--- BEGIN ---

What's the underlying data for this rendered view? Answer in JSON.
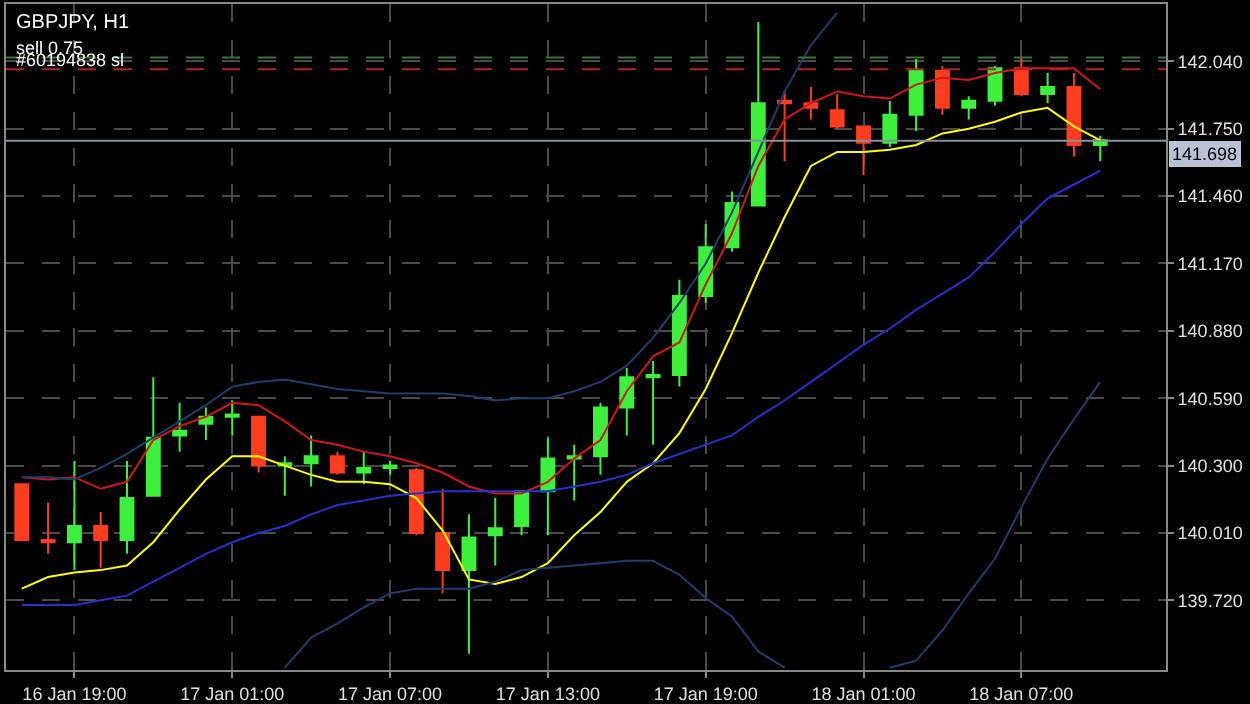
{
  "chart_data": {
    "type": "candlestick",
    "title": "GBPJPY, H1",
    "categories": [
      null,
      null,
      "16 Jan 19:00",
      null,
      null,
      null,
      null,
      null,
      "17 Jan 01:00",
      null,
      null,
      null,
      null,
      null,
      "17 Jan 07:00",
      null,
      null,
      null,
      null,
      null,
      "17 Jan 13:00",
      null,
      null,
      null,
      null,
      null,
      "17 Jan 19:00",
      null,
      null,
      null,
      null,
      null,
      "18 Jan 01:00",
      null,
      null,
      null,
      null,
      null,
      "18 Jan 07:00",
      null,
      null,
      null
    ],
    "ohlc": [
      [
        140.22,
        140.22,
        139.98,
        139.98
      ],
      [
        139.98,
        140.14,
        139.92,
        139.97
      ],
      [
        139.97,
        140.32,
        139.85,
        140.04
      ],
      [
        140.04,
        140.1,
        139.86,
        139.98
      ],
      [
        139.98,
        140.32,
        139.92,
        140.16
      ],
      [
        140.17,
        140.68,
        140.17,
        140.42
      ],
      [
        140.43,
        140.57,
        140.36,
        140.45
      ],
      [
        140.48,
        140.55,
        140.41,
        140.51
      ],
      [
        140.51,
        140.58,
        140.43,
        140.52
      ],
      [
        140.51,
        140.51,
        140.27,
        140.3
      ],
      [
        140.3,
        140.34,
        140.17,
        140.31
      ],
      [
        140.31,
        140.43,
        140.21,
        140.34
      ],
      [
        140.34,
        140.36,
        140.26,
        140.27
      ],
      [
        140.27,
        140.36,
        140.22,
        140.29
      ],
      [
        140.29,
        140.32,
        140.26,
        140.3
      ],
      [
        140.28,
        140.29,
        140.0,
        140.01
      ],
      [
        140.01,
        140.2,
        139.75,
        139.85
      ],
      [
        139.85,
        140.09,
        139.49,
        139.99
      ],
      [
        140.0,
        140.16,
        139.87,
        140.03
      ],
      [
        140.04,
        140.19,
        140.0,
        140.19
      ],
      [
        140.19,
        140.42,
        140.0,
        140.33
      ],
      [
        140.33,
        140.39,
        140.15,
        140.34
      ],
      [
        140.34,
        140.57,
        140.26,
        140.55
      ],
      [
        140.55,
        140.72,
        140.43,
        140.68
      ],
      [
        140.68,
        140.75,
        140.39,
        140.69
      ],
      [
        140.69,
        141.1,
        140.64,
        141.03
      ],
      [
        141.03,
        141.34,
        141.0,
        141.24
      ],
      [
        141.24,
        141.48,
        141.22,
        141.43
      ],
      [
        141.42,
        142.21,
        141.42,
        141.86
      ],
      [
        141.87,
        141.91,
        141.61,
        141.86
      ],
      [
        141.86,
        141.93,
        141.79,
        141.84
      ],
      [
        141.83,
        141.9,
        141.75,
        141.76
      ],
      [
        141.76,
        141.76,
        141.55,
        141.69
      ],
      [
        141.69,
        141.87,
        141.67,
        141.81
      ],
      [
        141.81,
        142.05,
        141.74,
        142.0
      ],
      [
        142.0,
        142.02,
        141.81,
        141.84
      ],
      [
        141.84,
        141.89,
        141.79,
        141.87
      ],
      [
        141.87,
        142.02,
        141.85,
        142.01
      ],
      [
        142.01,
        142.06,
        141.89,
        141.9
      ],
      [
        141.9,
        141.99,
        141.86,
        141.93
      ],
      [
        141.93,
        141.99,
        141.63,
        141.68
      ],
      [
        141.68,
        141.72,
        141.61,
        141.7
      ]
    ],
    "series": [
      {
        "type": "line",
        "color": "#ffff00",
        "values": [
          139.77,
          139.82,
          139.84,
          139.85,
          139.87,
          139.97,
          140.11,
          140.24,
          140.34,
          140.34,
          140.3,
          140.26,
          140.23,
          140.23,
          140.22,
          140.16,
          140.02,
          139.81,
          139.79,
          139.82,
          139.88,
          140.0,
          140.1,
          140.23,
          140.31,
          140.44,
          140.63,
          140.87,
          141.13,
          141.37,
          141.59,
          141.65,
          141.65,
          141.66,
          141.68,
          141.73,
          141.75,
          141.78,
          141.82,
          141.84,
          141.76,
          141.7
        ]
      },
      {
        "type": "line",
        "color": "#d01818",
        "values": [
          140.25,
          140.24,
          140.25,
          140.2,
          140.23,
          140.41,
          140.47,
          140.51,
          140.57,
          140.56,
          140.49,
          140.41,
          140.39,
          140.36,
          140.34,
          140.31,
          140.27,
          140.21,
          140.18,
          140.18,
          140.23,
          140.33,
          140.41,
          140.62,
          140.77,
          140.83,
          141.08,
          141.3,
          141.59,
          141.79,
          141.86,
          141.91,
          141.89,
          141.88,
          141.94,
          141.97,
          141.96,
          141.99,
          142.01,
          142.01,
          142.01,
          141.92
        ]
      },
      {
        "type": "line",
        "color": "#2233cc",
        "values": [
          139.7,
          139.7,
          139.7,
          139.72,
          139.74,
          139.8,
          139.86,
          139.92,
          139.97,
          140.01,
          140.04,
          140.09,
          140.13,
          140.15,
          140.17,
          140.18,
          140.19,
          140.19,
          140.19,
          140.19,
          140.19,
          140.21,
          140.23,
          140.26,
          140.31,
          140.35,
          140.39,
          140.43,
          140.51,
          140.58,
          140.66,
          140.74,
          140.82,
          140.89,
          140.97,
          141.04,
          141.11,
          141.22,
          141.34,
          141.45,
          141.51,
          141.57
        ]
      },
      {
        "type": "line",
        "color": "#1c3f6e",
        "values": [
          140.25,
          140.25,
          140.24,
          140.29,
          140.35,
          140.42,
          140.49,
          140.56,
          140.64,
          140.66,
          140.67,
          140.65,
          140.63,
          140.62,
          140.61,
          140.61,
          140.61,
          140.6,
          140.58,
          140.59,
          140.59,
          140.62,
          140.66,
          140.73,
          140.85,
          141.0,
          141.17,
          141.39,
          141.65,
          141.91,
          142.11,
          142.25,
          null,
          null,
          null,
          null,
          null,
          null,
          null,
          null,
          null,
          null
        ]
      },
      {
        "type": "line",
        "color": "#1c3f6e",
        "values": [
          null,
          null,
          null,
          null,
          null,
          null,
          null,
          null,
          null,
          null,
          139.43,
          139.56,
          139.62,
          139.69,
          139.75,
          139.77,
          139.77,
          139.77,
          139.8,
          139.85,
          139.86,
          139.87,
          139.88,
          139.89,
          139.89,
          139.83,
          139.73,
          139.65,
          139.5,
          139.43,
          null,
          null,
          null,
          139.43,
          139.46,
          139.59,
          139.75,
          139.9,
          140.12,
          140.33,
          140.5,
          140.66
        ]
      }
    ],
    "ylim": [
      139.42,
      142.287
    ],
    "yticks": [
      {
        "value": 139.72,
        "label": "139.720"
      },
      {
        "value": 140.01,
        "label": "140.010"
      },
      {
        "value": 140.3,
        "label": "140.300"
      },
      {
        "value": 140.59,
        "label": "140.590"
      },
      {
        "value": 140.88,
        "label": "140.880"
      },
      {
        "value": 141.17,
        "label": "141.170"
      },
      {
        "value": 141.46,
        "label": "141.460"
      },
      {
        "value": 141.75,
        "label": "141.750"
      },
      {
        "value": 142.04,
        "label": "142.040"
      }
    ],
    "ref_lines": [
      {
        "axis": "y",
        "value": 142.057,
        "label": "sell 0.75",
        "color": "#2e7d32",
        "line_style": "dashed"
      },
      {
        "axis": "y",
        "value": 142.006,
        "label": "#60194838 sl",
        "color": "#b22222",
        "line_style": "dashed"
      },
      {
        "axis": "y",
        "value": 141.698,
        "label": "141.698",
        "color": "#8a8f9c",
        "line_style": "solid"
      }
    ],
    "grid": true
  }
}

--- END ---

- **Task instructions**:
Quote the entries above word for word. Leave the images out.

- **Answer**:
What's the underlying data for this rendered view? Answer in JSON.
{
  "chart_data": {
    "type": "candlestick",
    "title": "GBPJPY, H1",
    "categories": [
      null,
      null,
      "16 Jan 19:00",
      null,
      null,
      null,
      null,
      null,
      "17 Jan 01:00",
      null,
      null,
      null,
      null,
      null,
      "17 Jan 07:00",
      null,
      null,
      null,
      null,
      null,
      "17 Jan 13:00",
      null,
      null,
      null,
      null,
      null,
      "17 Jan 19:00",
      null,
      null,
      null,
      null,
      null,
      "18 Jan 01:00",
      null,
      null,
      null,
      null,
      null,
      "18 Jan 07:00",
      null,
      null,
      null
    ],
    "ohlc": [
      [
        140.22,
        140.22,
        139.98,
        139.98
      ],
      [
        139.98,
        140.14,
        139.92,
        139.97
      ],
      [
        139.97,
        140.32,
        139.85,
        140.04
      ],
      [
        140.04,
        140.1,
        139.86,
        139.98
      ],
      [
        139.98,
        140.32,
        139.92,
        140.16
      ],
      [
        140.17,
        140.68,
        140.17,
        140.42
      ],
      [
        140.43,
        140.57,
        140.36,
        140.45
      ],
      [
        140.48,
        140.55,
        140.41,
        140.51
      ],
      [
        140.51,
        140.58,
        140.43,
        140.52
      ],
      [
        140.51,
        140.51,
        140.27,
        140.3
      ],
      [
        140.3,
        140.34,
        140.17,
        140.31
      ],
      [
        140.31,
        140.43,
        140.21,
        140.34
      ],
      [
        140.34,
        140.36,
        140.26,
        140.27
      ],
      [
        140.27,
        140.36,
        140.22,
        140.29
      ],
      [
        140.29,
        140.32,
        140.26,
        140.3
      ],
      [
        140.28,
        140.29,
        140.0,
        140.01
      ],
      [
        140.01,
        140.2,
        139.75,
        139.85
      ],
      [
        139.85,
        140.09,
        139.49,
        139.99
      ],
      [
        140.0,
        140.16,
        139.87,
        140.03
      ],
      [
        140.04,
        140.19,
        140.0,
        140.19
      ],
      [
        140.19,
        140.42,
        140.0,
        140.33
      ],
      [
        140.33,
        140.39,
        140.15,
        140.34
      ],
      [
        140.34,
        140.57,
        140.26,
        140.55
      ],
      [
        140.55,
        140.72,
        140.43,
        140.68
      ],
      [
        140.68,
        140.75,
        140.39,
        140.69
      ],
      [
        140.69,
        141.1,
        140.64,
        141.03
      ],
      [
        141.03,
        141.34,
        141.0,
        141.24
      ],
      [
        141.24,
        141.48,
        141.22,
        141.43
      ],
      [
        141.42,
        142.21,
        141.42,
        141.86
      ],
      [
        141.87,
        141.91,
        141.61,
        141.86
      ],
      [
        141.86,
        141.93,
        141.79,
        141.84
      ],
      [
        141.83,
        141.9,
        141.75,
        141.76
      ],
      [
        141.76,
        141.76,
        141.55,
        141.69
      ],
      [
        141.69,
        141.87,
        141.67,
        141.81
      ],
      [
        141.81,
        142.05,
        141.74,
        142.0
      ],
      [
        142.0,
        142.02,
        141.81,
        141.84
      ],
      [
        141.84,
        141.89,
        141.79,
        141.87
      ],
      [
        141.87,
        142.02,
        141.85,
        142.01
      ],
      [
        142.01,
        142.06,
        141.89,
        141.9
      ],
      [
        141.9,
        141.99,
        141.86,
        141.93
      ],
      [
        141.93,
        141.99,
        141.63,
        141.68
      ],
      [
        141.68,
        141.72,
        141.61,
        141.7
      ]
    ],
    "series": [
      {
        "type": "line",
        "color": "#ffff00",
        "values": [
          139.77,
          139.82,
          139.84,
          139.85,
          139.87,
          139.97,
          140.11,
          140.24,
          140.34,
          140.34,
          140.3,
          140.26,
          140.23,
          140.23,
          140.22,
          140.16,
          140.02,
          139.81,
          139.79,
          139.82,
          139.88,
          140.0,
          140.1,
          140.23,
          140.31,
          140.44,
          140.63,
          140.87,
          141.13,
          141.37,
          141.59,
          141.65,
          141.65,
          141.66,
          141.68,
          141.73,
          141.75,
          141.78,
          141.82,
          141.84,
          141.76,
          141.7
        ]
      },
      {
        "type": "line",
        "color": "#d01818",
        "values": [
          140.25,
          140.24,
          140.25,
          140.2,
          140.23,
          140.41,
          140.47,
          140.51,
          140.57,
          140.56,
          140.49,
          140.41,
          140.39,
          140.36,
          140.34,
          140.31,
          140.27,
          140.21,
          140.18,
          140.18,
          140.23,
          140.33,
          140.41,
          140.62,
          140.77,
          140.83,
          141.08,
          141.3,
          141.59,
          141.79,
          141.86,
          141.91,
          141.89,
          141.88,
          141.94,
          141.97,
          141.96,
          141.99,
          142.01,
          142.01,
          142.01,
          141.92
        ]
      },
      {
        "type": "line",
        "color": "#2233cc",
        "values": [
          139.7,
          139.7,
          139.7,
          139.72,
          139.74,
          139.8,
          139.86,
          139.92,
          139.97,
          140.01,
          140.04,
          140.09,
          140.13,
          140.15,
          140.17,
          140.18,
          140.19,
          140.19,
          140.19,
          140.19,
          140.19,
          140.21,
          140.23,
          140.26,
          140.31,
          140.35,
          140.39,
          140.43,
          140.51,
          140.58,
          140.66,
          140.74,
          140.82,
          140.89,
          140.97,
          141.04,
          141.11,
          141.22,
          141.34,
          141.45,
          141.51,
          141.57
        ]
      },
      {
        "type": "line",
        "color": "#1c3f6e",
        "values": [
          140.25,
          140.25,
          140.24,
          140.29,
          140.35,
          140.42,
          140.49,
          140.56,
          140.64,
          140.66,
          140.67,
          140.65,
          140.63,
          140.62,
          140.61,
          140.61,
          140.61,
          140.6,
          140.58,
          140.59,
          140.59,
          140.62,
          140.66,
          140.73,
          140.85,
          141.0,
          141.17,
          141.39,
          141.65,
          141.91,
          142.11,
          142.25,
          null,
          null,
          null,
          null,
          null,
          null,
          null,
          null,
          null,
          null
        ]
      },
      {
        "type": "line",
        "color": "#1c3f6e",
        "values": [
          null,
          null,
          null,
          null,
          null,
          null,
          null,
          null,
          null,
          null,
          139.43,
          139.56,
          139.62,
          139.69,
          139.75,
          139.77,
          139.77,
          139.77,
          139.8,
          139.85,
          139.86,
          139.87,
          139.88,
          139.89,
          139.89,
          139.83,
          139.73,
          139.65,
          139.5,
          139.43,
          null,
          null,
          null,
          139.43,
          139.46,
          139.59,
          139.75,
          139.9,
          140.12,
          140.33,
          140.5,
          140.66
        ]
      }
    ],
    "ylim": [
      139.42,
      142.287
    ],
    "yticks": [
      {
        "value": 139.72,
        "label": "139.720"
      },
      {
        "value": 140.01,
        "label": "140.010"
      },
      {
        "value": 140.3,
        "label": "140.300"
      },
      {
        "value": 140.59,
        "label": "140.590"
      },
      {
        "value": 140.88,
        "label": "140.880"
      },
      {
        "value": 141.17,
        "label": "141.170"
      },
      {
        "value": 141.46,
        "label": "141.460"
      },
      {
        "value": 141.75,
        "label": "141.750"
      },
      {
        "value": 142.04,
        "label": "142.040"
      }
    ],
    "ref_lines": [
      {
        "axis": "y",
        "value": 142.057,
        "label": "sell 0.75",
        "color": "#2e7d32",
        "line_style": "dashed"
      },
      {
        "axis": "y",
        "value": 142.006,
        "label": "#60194838 sl",
        "color": "#b22222",
        "line_style": "dashed"
      },
      {
        "axis": "y",
        "value": 141.698,
        "label": "141.698",
        "color": "#8a8f9c",
        "line_style": "solid"
      }
    ],
    "grid": true
  }
}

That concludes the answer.